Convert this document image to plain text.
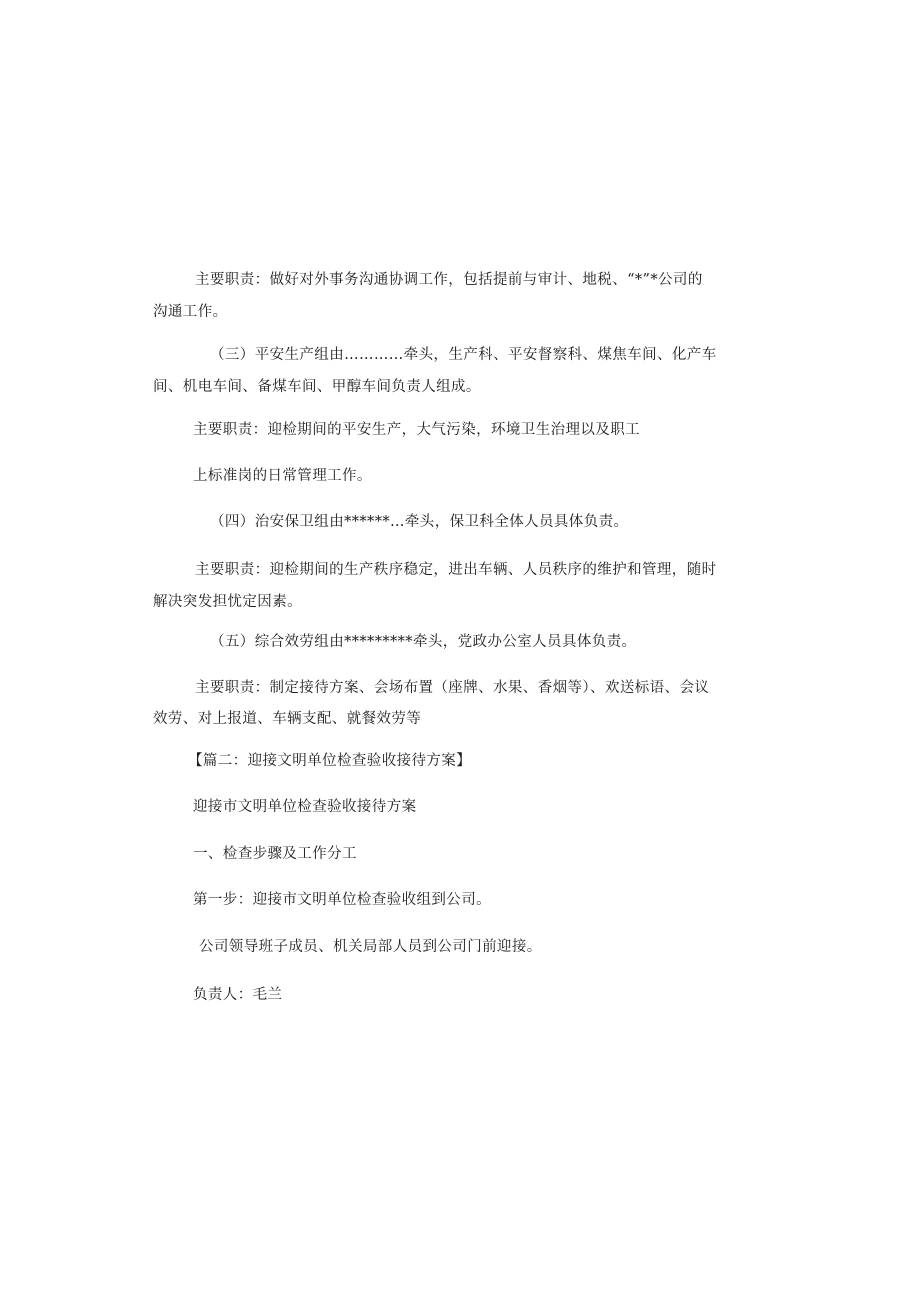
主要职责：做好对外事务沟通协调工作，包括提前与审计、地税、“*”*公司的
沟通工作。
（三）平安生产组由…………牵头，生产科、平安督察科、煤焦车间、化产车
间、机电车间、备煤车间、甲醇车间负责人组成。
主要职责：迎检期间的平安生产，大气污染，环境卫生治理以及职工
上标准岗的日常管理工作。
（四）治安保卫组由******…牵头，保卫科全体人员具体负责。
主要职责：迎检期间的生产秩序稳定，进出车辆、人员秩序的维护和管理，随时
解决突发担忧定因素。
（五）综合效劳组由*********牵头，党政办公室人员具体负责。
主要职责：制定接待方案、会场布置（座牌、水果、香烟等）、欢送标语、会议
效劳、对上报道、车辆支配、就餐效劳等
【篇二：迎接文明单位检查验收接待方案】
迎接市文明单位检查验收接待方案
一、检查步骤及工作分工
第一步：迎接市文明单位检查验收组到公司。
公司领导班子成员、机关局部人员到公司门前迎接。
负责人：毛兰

+ + +

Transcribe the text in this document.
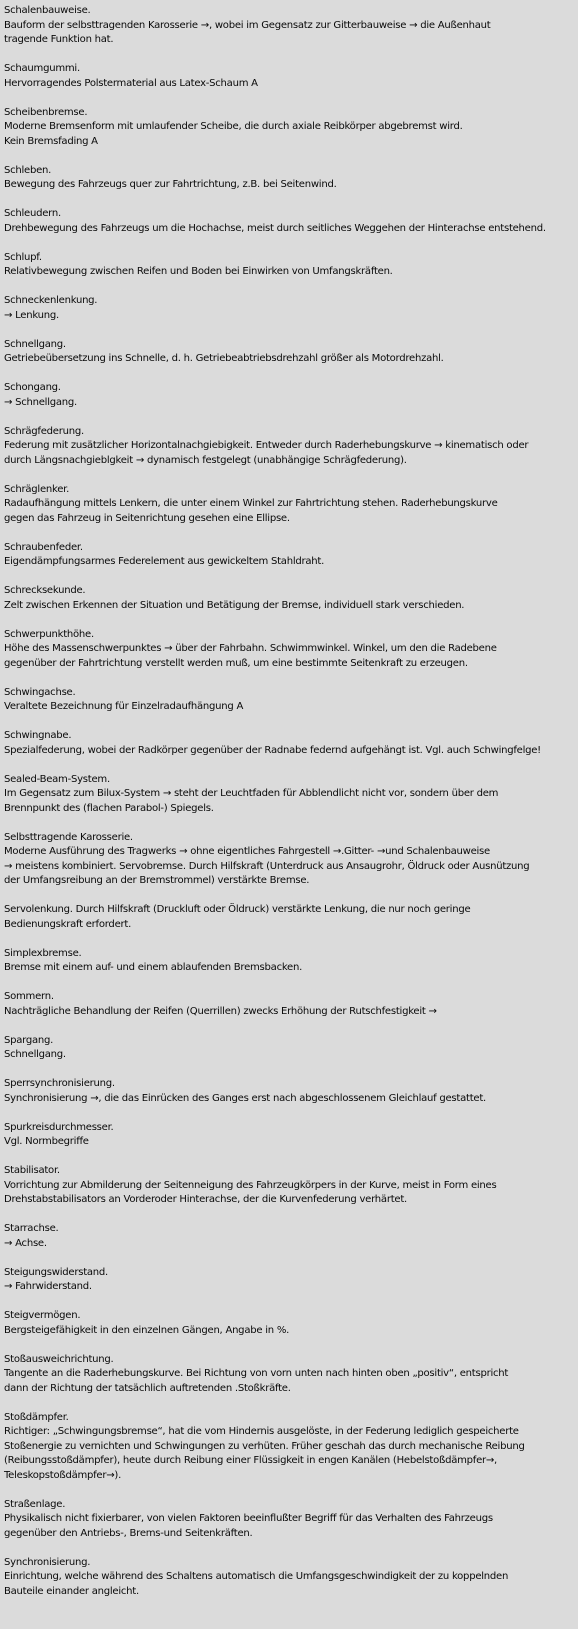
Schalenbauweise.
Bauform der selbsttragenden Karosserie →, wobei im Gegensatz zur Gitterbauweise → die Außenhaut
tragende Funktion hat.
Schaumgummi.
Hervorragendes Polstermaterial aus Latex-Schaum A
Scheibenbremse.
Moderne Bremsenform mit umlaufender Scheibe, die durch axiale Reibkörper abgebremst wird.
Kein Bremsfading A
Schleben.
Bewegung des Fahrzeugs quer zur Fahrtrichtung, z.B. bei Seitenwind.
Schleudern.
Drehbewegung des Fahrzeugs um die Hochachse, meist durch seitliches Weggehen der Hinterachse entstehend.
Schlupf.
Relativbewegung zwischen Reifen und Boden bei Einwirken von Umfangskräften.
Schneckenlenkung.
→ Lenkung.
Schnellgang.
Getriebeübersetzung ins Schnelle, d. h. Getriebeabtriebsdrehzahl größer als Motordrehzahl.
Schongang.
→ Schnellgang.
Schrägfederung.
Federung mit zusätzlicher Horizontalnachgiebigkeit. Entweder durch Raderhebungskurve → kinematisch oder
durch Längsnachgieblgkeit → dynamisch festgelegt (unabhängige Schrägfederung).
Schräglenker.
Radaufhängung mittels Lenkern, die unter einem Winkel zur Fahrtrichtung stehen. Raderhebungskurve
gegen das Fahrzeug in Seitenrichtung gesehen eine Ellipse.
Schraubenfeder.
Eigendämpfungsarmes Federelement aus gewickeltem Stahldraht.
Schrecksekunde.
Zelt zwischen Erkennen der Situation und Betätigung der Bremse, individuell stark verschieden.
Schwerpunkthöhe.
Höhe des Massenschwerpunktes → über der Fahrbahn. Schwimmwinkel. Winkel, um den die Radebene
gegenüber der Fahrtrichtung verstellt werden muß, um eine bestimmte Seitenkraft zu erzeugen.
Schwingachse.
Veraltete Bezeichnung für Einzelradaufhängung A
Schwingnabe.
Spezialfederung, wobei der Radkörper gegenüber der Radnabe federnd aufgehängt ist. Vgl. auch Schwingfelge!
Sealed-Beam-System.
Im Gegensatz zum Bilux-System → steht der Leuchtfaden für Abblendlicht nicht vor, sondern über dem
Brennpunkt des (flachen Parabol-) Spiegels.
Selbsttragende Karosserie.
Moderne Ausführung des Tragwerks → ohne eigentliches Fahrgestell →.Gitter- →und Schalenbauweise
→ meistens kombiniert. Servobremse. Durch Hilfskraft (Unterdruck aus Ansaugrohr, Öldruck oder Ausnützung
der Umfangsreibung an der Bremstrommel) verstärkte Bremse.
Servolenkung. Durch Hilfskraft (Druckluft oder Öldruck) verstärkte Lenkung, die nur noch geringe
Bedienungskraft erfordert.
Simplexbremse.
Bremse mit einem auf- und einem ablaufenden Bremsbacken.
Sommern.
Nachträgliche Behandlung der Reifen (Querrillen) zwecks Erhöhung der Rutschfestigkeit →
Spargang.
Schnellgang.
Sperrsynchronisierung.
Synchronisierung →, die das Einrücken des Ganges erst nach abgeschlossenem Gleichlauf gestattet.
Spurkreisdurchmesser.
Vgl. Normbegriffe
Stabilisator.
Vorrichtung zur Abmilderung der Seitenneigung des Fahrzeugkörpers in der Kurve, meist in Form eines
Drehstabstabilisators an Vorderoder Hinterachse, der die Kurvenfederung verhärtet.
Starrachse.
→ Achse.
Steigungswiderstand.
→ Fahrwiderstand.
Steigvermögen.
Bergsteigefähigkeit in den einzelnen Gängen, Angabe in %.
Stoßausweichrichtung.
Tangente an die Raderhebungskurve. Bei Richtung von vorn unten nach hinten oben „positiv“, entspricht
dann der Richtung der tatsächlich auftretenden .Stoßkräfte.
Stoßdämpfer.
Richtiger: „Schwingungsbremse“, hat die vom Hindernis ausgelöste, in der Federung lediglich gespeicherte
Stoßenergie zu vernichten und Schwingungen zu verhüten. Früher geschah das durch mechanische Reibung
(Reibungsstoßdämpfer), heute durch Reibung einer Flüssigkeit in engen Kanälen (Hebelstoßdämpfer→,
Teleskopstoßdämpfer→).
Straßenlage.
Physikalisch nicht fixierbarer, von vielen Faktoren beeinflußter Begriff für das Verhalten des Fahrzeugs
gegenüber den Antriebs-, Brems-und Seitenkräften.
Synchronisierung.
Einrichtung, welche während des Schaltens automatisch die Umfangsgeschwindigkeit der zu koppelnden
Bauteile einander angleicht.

+ + +

§ WHAT THE EXERCISE ASKS
Using the listing above, show each line holding the string "document".

§ TASK RESPONSE
Convert this document image to plain text.
Transcribe the text in this document.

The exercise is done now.